*Work instructions*
Search the listing below for the string "percent" and copy every line where it occurs.

*Records to use*
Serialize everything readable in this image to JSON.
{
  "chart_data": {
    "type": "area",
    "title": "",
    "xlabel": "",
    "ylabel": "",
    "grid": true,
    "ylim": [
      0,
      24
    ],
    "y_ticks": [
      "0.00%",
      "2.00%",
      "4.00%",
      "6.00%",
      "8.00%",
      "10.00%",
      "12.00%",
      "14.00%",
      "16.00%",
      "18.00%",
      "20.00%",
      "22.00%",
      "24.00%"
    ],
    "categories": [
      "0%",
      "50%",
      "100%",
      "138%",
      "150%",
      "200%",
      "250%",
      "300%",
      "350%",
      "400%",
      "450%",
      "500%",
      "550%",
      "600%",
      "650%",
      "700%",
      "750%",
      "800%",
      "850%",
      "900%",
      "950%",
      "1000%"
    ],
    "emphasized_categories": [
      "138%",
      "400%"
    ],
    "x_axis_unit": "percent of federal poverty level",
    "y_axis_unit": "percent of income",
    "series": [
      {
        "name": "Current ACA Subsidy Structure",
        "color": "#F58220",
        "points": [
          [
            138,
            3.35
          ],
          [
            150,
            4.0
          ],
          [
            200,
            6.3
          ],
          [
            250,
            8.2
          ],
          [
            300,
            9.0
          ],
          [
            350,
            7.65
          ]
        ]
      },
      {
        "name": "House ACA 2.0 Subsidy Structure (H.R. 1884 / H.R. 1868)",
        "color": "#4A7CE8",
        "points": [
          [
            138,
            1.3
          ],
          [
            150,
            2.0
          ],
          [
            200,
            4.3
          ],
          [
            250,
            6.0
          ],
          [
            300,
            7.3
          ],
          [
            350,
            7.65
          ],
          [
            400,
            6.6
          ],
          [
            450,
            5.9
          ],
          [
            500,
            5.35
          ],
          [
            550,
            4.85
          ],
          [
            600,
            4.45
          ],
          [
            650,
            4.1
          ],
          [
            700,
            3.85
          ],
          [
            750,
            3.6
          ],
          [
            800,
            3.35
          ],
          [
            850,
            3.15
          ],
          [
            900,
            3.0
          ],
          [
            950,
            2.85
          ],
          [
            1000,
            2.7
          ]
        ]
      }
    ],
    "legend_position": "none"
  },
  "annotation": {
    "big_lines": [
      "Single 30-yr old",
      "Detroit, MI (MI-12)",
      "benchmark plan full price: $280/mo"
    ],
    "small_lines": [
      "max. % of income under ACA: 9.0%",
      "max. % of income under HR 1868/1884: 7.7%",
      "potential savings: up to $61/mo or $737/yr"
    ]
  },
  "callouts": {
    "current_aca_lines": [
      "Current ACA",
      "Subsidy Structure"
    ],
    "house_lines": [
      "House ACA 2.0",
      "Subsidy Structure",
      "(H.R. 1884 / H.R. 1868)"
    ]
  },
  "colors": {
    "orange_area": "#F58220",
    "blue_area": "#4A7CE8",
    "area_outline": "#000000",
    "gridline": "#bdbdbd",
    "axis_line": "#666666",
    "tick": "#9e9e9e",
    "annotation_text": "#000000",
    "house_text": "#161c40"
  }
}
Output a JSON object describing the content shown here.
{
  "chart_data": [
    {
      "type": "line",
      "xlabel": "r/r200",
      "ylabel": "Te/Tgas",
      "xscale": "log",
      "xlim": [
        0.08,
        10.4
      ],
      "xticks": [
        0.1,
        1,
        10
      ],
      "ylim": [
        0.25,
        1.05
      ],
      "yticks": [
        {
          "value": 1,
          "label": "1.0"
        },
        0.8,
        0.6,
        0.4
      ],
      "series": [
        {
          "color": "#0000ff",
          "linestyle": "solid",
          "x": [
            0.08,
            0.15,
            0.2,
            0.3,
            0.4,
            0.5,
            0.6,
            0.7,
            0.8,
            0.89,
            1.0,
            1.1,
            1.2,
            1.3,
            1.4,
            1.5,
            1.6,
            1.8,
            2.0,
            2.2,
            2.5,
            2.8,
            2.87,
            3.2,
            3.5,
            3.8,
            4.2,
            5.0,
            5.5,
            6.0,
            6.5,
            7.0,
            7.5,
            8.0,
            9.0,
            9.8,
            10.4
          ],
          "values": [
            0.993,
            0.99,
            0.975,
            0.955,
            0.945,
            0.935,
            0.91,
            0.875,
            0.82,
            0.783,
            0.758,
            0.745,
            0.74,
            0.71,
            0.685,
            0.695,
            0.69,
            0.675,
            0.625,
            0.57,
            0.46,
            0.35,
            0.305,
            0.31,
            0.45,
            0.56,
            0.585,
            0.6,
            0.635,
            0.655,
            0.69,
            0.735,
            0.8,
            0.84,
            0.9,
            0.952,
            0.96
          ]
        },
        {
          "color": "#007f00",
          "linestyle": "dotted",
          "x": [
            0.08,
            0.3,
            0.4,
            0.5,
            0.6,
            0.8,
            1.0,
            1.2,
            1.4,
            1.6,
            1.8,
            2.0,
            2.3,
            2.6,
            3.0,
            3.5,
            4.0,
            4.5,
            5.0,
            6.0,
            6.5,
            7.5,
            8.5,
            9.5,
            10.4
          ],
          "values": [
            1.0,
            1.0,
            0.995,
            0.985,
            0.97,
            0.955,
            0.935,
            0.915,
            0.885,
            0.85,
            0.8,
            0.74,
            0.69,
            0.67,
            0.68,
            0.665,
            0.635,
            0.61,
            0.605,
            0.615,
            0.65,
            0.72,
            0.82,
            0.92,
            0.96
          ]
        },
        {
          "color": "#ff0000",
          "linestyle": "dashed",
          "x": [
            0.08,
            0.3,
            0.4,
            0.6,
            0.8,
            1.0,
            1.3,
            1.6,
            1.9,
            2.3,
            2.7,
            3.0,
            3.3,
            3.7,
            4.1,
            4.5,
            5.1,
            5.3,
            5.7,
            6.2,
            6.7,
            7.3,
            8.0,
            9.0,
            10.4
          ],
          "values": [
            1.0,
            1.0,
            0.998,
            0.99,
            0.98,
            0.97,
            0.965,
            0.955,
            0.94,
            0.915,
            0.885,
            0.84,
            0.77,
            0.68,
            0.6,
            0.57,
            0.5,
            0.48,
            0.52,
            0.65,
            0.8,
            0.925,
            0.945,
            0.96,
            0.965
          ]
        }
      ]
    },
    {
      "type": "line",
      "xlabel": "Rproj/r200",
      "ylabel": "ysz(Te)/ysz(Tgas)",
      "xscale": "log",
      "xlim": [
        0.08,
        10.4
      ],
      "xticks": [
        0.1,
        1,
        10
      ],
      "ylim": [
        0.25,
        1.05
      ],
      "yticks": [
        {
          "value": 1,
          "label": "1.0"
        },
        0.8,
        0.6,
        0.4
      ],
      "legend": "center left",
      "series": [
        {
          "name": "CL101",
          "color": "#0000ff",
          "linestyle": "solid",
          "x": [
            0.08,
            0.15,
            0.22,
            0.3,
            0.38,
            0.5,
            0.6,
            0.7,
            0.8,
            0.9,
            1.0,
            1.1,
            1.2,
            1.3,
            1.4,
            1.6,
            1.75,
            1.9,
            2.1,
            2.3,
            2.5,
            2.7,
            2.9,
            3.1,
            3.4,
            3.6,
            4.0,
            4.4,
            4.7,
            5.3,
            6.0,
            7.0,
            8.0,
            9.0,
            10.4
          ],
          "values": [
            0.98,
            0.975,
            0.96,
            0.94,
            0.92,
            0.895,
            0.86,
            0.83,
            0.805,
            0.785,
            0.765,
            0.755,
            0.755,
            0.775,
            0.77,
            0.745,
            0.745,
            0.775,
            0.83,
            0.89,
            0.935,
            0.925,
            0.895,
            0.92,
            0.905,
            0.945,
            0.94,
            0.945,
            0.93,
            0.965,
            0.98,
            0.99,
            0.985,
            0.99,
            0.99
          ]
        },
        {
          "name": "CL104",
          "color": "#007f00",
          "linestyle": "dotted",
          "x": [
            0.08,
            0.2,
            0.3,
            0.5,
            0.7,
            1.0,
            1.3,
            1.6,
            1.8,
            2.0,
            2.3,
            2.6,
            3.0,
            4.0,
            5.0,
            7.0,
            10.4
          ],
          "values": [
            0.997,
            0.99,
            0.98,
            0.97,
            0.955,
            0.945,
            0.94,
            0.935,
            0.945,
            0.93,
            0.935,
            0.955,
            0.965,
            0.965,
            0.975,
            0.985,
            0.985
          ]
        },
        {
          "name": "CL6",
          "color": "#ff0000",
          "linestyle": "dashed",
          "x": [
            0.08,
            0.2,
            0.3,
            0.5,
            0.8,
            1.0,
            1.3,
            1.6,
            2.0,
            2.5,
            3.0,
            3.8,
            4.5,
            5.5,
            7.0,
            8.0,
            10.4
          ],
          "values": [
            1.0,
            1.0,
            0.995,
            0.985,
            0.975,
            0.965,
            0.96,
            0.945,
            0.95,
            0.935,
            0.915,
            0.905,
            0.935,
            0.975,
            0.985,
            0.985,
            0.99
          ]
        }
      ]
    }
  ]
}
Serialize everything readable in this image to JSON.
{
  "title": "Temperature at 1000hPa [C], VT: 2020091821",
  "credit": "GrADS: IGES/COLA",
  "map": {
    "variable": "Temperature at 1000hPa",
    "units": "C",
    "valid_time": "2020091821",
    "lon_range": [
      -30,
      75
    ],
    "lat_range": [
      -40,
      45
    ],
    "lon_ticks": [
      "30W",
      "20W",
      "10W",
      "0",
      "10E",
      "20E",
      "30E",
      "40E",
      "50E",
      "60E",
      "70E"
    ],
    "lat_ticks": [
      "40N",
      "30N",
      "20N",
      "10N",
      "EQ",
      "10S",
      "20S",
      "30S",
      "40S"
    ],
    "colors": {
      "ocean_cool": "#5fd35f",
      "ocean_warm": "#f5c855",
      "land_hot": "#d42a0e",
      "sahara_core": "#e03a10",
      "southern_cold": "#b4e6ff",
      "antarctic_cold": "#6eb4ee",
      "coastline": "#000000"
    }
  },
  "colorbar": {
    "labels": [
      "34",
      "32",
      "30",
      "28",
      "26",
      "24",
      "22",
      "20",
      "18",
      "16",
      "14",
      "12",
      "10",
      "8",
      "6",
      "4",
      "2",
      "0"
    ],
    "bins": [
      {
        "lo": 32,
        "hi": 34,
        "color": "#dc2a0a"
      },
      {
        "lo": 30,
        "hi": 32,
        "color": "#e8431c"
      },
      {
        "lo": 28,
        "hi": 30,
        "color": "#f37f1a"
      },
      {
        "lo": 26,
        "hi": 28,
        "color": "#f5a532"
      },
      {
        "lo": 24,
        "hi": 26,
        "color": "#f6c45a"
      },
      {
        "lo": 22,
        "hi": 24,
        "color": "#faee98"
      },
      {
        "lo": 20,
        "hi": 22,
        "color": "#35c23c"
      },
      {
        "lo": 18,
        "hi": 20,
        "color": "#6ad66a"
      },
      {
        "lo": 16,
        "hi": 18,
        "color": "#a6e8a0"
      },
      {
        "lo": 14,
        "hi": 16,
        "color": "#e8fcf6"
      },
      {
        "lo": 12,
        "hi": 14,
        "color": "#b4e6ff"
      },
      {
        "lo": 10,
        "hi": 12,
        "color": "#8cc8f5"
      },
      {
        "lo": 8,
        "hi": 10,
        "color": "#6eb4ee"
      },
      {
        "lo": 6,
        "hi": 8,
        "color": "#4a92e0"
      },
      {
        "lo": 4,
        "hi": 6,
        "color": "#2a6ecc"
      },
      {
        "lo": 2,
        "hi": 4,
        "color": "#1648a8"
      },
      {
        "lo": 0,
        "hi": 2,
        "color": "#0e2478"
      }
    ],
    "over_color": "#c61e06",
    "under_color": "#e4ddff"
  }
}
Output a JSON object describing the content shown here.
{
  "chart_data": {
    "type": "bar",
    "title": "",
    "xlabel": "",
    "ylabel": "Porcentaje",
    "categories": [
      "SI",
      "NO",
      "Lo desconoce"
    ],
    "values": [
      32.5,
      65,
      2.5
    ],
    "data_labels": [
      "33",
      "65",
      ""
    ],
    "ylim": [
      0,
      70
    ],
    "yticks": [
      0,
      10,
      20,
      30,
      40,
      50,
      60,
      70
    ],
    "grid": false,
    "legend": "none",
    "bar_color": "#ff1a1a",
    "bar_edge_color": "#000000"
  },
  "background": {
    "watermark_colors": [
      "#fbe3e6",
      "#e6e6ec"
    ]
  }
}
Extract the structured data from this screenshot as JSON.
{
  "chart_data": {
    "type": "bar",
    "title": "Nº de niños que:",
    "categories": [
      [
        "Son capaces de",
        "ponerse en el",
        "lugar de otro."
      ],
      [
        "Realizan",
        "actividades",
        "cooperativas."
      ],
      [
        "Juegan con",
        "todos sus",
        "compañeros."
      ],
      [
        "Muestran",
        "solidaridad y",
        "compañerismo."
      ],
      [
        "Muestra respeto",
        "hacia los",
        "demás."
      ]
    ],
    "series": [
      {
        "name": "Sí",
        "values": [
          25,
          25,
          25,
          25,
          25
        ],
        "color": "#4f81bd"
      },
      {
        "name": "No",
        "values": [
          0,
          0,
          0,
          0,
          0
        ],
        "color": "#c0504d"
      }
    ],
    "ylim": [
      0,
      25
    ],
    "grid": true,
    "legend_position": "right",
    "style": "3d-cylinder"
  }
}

*Response to this task*
    "x_axis_unit": "percent of federal poverty level",
    "y_axis_unit": "percent of income",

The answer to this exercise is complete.